◆ Material supplied ◆
+ + + +

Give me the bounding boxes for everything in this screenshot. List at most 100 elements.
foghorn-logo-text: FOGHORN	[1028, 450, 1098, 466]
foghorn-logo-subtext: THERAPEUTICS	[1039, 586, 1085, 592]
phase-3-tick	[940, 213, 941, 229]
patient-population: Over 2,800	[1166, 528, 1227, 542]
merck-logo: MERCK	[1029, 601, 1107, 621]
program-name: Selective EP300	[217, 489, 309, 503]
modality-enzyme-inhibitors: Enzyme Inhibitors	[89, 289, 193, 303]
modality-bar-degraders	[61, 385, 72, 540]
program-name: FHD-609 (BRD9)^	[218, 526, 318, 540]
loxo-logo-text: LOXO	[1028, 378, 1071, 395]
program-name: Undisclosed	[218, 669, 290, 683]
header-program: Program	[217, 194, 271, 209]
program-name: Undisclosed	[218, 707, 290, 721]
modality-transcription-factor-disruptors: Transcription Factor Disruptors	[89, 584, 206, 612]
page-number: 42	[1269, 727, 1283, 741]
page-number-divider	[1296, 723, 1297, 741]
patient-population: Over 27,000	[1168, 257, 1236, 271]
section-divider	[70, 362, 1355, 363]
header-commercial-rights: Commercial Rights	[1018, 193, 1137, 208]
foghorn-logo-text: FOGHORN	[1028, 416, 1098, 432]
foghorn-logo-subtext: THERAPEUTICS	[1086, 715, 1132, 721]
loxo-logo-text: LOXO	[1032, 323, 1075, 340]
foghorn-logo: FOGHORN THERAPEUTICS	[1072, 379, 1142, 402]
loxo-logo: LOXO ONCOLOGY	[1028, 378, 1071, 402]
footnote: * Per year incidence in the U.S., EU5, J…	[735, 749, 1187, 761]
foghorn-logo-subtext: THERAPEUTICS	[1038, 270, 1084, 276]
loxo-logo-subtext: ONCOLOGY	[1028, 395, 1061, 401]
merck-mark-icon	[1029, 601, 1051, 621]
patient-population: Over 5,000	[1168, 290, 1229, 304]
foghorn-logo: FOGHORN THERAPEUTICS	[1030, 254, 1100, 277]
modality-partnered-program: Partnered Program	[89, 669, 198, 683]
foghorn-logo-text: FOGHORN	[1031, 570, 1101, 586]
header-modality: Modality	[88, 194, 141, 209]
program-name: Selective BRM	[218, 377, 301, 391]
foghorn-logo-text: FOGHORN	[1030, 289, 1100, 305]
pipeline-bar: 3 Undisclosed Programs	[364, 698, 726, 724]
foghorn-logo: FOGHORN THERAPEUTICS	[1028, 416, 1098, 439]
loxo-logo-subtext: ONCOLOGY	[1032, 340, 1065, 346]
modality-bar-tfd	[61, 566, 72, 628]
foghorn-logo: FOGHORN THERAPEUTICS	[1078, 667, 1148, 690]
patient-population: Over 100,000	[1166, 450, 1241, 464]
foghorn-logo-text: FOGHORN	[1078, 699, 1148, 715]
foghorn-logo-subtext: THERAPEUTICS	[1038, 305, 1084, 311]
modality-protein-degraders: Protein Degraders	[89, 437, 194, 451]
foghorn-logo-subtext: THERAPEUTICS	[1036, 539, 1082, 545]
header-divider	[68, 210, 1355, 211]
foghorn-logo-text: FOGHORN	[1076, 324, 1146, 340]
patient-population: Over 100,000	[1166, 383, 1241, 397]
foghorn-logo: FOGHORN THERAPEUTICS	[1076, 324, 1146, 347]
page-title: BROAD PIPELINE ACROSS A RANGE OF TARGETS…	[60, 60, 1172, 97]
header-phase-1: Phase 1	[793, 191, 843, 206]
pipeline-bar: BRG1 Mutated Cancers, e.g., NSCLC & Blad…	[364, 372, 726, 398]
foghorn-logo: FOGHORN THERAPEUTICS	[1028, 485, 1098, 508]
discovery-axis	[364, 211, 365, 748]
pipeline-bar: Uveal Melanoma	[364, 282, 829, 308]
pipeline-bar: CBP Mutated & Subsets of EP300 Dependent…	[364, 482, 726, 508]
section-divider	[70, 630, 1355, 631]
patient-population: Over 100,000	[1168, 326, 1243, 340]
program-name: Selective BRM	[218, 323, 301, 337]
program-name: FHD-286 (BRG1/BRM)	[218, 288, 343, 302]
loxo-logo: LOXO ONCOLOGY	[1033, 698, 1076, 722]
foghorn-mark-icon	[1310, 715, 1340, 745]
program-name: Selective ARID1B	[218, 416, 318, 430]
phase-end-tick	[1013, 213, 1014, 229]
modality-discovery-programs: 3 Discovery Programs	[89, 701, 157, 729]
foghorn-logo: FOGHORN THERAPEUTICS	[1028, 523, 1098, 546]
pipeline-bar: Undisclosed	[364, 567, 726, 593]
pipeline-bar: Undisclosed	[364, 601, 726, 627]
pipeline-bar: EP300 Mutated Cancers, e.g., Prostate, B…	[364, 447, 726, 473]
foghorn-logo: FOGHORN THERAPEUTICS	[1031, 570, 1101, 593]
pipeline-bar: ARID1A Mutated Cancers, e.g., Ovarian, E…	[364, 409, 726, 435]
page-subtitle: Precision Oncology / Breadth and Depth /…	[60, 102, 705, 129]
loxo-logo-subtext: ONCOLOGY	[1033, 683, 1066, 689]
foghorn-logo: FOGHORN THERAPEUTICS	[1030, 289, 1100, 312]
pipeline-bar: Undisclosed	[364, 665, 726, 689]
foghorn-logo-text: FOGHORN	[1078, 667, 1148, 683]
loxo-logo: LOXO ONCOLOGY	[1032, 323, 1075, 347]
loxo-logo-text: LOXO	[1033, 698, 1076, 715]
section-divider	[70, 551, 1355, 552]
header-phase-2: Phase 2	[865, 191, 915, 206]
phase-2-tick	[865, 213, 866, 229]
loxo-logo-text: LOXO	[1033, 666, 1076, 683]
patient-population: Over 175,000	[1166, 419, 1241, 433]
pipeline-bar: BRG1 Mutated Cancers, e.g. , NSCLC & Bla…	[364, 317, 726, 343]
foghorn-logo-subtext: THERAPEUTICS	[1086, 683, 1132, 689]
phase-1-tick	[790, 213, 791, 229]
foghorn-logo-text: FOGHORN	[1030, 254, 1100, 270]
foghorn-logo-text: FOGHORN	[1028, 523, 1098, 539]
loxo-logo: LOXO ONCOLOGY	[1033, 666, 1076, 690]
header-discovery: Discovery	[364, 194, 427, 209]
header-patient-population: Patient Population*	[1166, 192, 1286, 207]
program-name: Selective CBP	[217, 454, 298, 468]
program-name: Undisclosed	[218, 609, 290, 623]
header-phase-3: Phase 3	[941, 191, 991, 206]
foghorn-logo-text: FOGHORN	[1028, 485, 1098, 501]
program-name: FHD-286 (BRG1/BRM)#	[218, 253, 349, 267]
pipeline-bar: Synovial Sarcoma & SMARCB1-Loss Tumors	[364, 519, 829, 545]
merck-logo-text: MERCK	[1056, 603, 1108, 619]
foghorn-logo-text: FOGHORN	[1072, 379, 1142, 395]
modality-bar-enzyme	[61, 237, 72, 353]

+ + + +

◆ What needs to be done ◆
Each line above should be copied exactly, with no line missing.

◆ Reply ◆
Give me the bounding boxes for everything in this screenshot. List at most 100 elements.
foghorn-logo-text: FOGHORN	[1028, 450, 1098, 466]
foghorn-logo-subtext: THERAPEUTICS	[1039, 586, 1085, 592]
phase-3-tick	[940, 213, 941, 229]
patient-population: Over 2,800	[1166, 528, 1227, 542]
merck-logo: MERCK	[1029, 601, 1107, 621]
program-name: Selective EP300	[217, 489, 309, 503]
modality-enzyme-inhibitors: Enzyme Inhibitors	[89, 289, 193, 303]
modality-bar-degraders	[61, 385, 72, 540]
program-name: FHD-609 (BRD9)^	[218, 526, 318, 540]
loxo-logo-text: LOXO	[1028, 378, 1071, 395]
program-name: Undisclosed	[218, 669, 290, 683]
header-program: Program	[217, 194, 271, 209]
program-name: Undisclosed	[218, 707, 290, 721]
modality-transcription-factor-disruptors: Transcription Factor Disruptors	[89, 584, 206, 612]
page-number: 42	[1269, 727, 1283, 741]
page-number-divider	[1296, 723, 1297, 741]
patient-population: Over 27,000	[1168, 257, 1236, 271]
section-divider	[70, 362, 1355, 363]
header-commercial-rights: Commercial Rights	[1018, 193, 1137, 208]
foghorn-logo-text: FOGHORN	[1028, 416, 1098, 432]
foghorn-logo-subtext: THERAPEUTICS	[1086, 715, 1132, 721]
loxo-logo-text: LOXO	[1032, 323, 1075, 340]
foghorn-logo: FOGHORN THERAPEUTICS	[1072, 379, 1142, 402]
loxo-logo: LOXO ONCOLOGY	[1028, 378, 1071, 402]
footnote: * Per year incidence in the U.S., EU5, J…	[735, 749, 1187, 761]
foghorn-logo-subtext: THERAPEUTICS	[1038, 270, 1084, 276]
loxo-logo-subtext: ONCOLOGY	[1028, 395, 1061, 401]
merck-mark-icon	[1029, 601, 1051, 621]
patient-population: Over 5,000	[1168, 290, 1229, 304]
foghorn-logo: FOGHORN THERAPEUTICS	[1030, 254, 1100, 277]
modality-partnered-program: Partnered Program	[89, 669, 198, 683]
foghorn-logo-text: FOGHORN	[1031, 570, 1101, 586]
header-modality: Modality	[88, 194, 141, 209]
program-name: Selective BRM	[218, 377, 301, 391]
foghorn-logo-text: FOGHORN	[1030, 289, 1100, 305]
pipeline-bar: 3 Undisclosed Programs	[364, 698, 726, 724]
foghorn-logo: FOGHORN THERAPEUTICS	[1028, 416, 1098, 439]
loxo-logo-subtext: ONCOLOGY	[1032, 340, 1065, 346]
modality-bar-tfd	[61, 566, 72, 628]
foghorn-logo: FOGHORN THERAPEUTICS	[1078, 667, 1148, 690]
patient-population: Over 100,000	[1166, 450, 1241, 464]
foghorn-logo-text: FOGHORN	[1078, 699, 1148, 715]
foghorn-logo-subtext: THERAPEUTICS	[1038, 305, 1084, 311]
modality-protein-degraders: Protein Degraders	[89, 437, 194, 451]
foghorn-logo-subtext: THERAPEUTICS	[1036, 539, 1082, 545]
header-divider	[68, 210, 1355, 211]
foghorn-logo-text: FOGHORN	[1076, 324, 1146, 340]
patient-population: Over 100,000	[1166, 383, 1241, 397]
foghorn-logo: FOGHORN THERAPEUTICS	[1076, 324, 1146, 347]
page-title: BROAD PIPELINE ACROSS A RANGE OF TARGETS…	[60, 60, 1172, 97]
header-phase-1: Phase 1	[793, 191, 843, 206]
pipeline-bar: BRG1 Mutated Cancers, e.g., NSCLC & Blad…	[364, 372, 726, 398]
foghorn-logo: FOGHORN THERAPEUTICS	[1028, 485, 1098, 508]
discovery-axis	[364, 211, 365, 748]
pipeline-bar: Uveal Melanoma	[364, 282, 829, 308]
pipeline-bar: CBP Mutated & Subsets of EP300 Dependent…	[364, 482, 726, 508]
section-divider	[70, 630, 1355, 631]
patient-population: Over 100,000	[1168, 326, 1243, 340]
program-name: Selective BRM	[218, 323, 301, 337]
program-name: FHD-286 (BRG1/BRM)	[218, 288, 343, 302]
loxo-logo: LOXO ONCOLOGY	[1033, 698, 1076, 722]
foghorn-mark-icon	[1310, 715, 1340, 745]
program-name: Selective ARID1B	[218, 416, 318, 430]
phase-end-tick	[1013, 213, 1014, 229]
modality-discovery-programs: 3 Discovery Programs	[89, 701, 157, 729]
foghorn-logo: FOGHORN THERAPEUTICS	[1028, 523, 1098, 546]
pipeline-bar: Undisclosed	[364, 567, 726, 593]
pipeline-bar: Undisclosed	[364, 601, 726, 627]
pipeline-bar: EP300 Mutated Cancers, e.g., Prostate, B…	[364, 447, 726, 473]
foghorn-logo: FOGHORN THERAPEUTICS	[1031, 570, 1101, 593]
pipeline-bar: ARID1A Mutated Cancers, e.g., Ovarian, E…	[364, 409, 726, 435]
page-subtitle: Precision Oncology / Breadth and Depth /…	[60, 102, 705, 129]
loxo-logo-subtext: ONCOLOGY	[1033, 683, 1066, 689]
foghorn-logo: FOGHORN THERAPEUTICS	[1030, 289, 1100, 312]
pipeline-bar: Undisclosed	[364, 665, 726, 689]
foghorn-logo-text: FOGHORN	[1078, 667, 1148, 683]
loxo-logo: LOXO ONCOLOGY	[1032, 323, 1075, 347]
loxo-logo-text: LOXO	[1033, 698, 1076, 715]
section-divider	[70, 551, 1355, 552]
header-phase-2: Phase 2	[865, 191, 915, 206]
phase-2-tick	[865, 213, 866, 229]
loxo-logo-text: LOXO	[1033, 666, 1076, 683]
patient-population: Over 175,000	[1166, 419, 1241, 433]
pipeline-bar: BRG1 Mutated Cancers, e.g. , NSCLC & Bla…	[364, 317, 726, 343]
foghorn-logo-subtext: THERAPEUTICS	[1086, 683, 1132, 689]
phase-1-tick	[790, 213, 791, 229]
foghorn-logo-text: FOGHORN	[1030, 254, 1100, 270]
foghorn-logo-text: FOGHORN	[1028, 523, 1098, 539]
loxo-logo: LOXO ONCOLOGY	[1033, 666, 1076, 690]
header-discovery: Discovery	[364, 194, 427, 209]
header-patient-population: Patient Population*	[1166, 192, 1286, 207]
program-name: Selective CBP	[217, 454, 298, 468]
program-name: Undisclosed	[218, 609, 290, 623]
header-phase-3: Phase 3	[941, 191, 991, 206]
foghorn-logo-text: FOGHORN	[1028, 485, 1098, 501]
program-name: FHD-286 (BRG1/BRM)#	[218, 253, 349, 267]
pipeline-bar: Synovial Sarcoma & SMARCB1-Loss Tumors	[364, 519, 829, 545]
merck-logo-text: MERCK	[1056, 603, 1108, 619]
foghorn-logo-text: FOGHORN	[1072, 379, 1142, 395]
modality-bar-enzyme	[61, 237, 72, 353]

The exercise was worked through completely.